### Task requirements
Copy, from the entries below, each line where the word "SECURITY" can be found.

[Start of Data provided]

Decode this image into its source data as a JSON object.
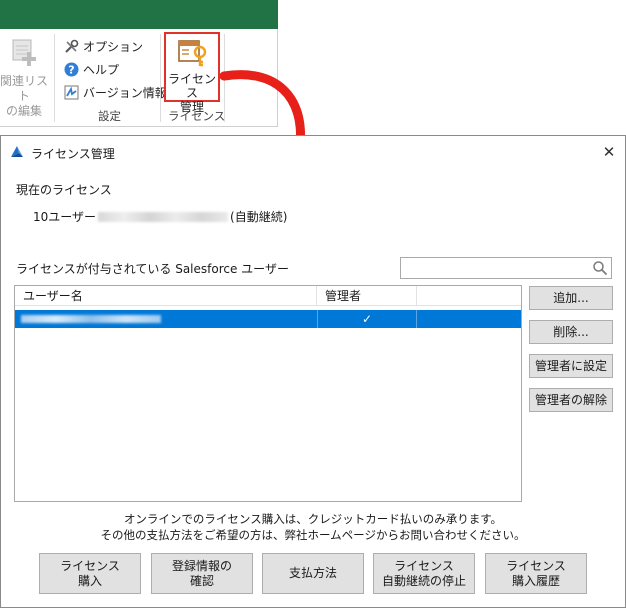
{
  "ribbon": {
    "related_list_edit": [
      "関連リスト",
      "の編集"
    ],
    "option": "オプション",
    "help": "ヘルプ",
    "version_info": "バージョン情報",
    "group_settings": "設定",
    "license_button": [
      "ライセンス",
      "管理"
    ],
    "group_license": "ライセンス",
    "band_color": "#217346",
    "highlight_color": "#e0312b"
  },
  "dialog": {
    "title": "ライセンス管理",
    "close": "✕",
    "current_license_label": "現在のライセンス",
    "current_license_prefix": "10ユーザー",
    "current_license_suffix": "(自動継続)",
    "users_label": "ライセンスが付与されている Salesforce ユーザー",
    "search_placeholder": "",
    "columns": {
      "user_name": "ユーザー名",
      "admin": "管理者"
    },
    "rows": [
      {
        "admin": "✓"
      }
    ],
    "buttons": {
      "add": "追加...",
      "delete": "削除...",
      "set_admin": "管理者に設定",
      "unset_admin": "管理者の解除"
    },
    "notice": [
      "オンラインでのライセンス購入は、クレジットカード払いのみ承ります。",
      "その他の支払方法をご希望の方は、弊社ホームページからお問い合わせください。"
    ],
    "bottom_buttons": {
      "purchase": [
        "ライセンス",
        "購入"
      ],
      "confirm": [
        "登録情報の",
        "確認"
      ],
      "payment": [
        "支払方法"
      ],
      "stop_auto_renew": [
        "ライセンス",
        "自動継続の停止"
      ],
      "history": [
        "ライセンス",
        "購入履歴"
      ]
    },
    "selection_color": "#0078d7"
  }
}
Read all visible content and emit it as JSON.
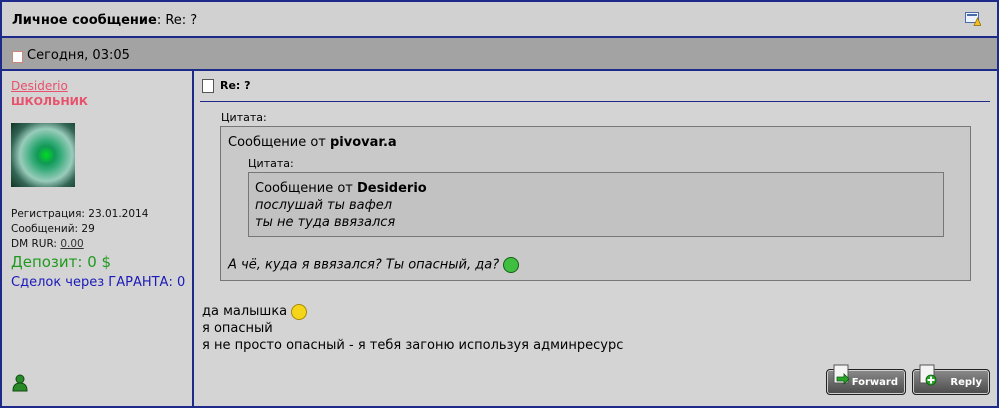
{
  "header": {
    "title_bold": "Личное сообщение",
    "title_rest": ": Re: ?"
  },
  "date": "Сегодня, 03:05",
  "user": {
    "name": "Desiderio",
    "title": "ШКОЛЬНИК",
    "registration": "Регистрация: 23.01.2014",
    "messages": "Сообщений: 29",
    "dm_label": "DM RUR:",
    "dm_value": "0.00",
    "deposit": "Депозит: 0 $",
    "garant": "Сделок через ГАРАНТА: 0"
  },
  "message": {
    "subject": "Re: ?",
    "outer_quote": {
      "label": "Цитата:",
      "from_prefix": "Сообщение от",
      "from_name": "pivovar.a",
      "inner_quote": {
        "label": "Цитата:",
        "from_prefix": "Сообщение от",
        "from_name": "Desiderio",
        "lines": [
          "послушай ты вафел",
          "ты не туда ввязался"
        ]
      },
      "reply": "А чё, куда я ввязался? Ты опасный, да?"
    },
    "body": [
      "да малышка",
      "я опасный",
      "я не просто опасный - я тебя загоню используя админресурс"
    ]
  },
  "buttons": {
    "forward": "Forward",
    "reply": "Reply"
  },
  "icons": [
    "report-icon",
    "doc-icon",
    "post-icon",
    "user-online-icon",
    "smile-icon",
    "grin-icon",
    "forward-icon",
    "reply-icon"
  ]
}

[End of Data provided]
[Start of Data provided]

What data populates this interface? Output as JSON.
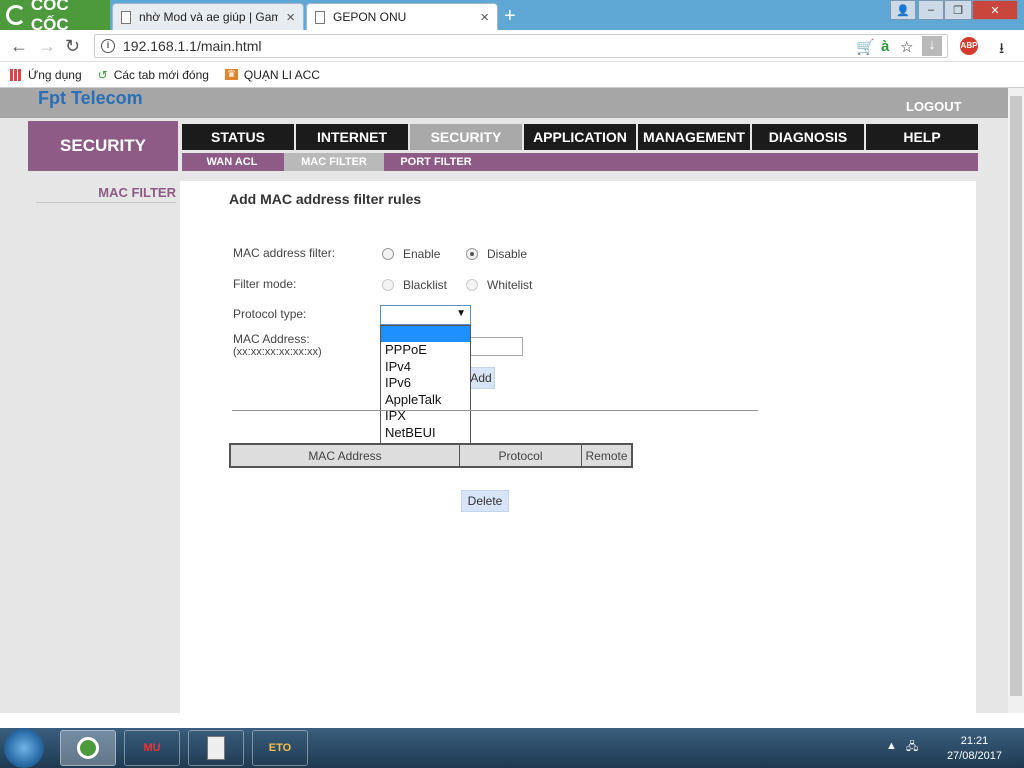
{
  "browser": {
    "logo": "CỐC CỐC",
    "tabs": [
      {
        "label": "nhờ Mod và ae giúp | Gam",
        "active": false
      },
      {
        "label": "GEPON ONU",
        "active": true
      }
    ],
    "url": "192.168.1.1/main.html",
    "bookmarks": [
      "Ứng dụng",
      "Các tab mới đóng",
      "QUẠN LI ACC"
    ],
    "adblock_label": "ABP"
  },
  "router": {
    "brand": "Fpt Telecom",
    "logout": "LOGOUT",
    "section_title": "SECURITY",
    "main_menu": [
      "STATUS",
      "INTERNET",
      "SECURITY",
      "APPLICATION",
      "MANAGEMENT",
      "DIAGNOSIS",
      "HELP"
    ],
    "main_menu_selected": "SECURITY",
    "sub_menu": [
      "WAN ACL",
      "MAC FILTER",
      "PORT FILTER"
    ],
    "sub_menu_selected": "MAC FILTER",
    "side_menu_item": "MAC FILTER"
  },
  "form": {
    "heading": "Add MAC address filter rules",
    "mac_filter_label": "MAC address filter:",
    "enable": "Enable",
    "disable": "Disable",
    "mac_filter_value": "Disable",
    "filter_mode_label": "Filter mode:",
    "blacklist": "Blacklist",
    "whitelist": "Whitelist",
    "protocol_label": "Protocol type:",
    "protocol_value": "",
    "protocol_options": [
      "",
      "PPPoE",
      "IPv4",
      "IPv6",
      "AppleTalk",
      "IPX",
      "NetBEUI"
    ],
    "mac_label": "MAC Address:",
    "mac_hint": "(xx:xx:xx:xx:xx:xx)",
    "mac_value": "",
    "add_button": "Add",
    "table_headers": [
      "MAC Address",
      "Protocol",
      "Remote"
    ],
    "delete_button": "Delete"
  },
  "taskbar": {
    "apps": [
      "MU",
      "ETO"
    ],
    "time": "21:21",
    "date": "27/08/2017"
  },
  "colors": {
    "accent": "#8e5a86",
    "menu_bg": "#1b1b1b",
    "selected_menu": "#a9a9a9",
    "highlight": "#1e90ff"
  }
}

[End of Data provided]

### Exercise answer
    "section_title": "SECURITY",
      "SECURITY",
    "main_menu_selected": "SECURITY",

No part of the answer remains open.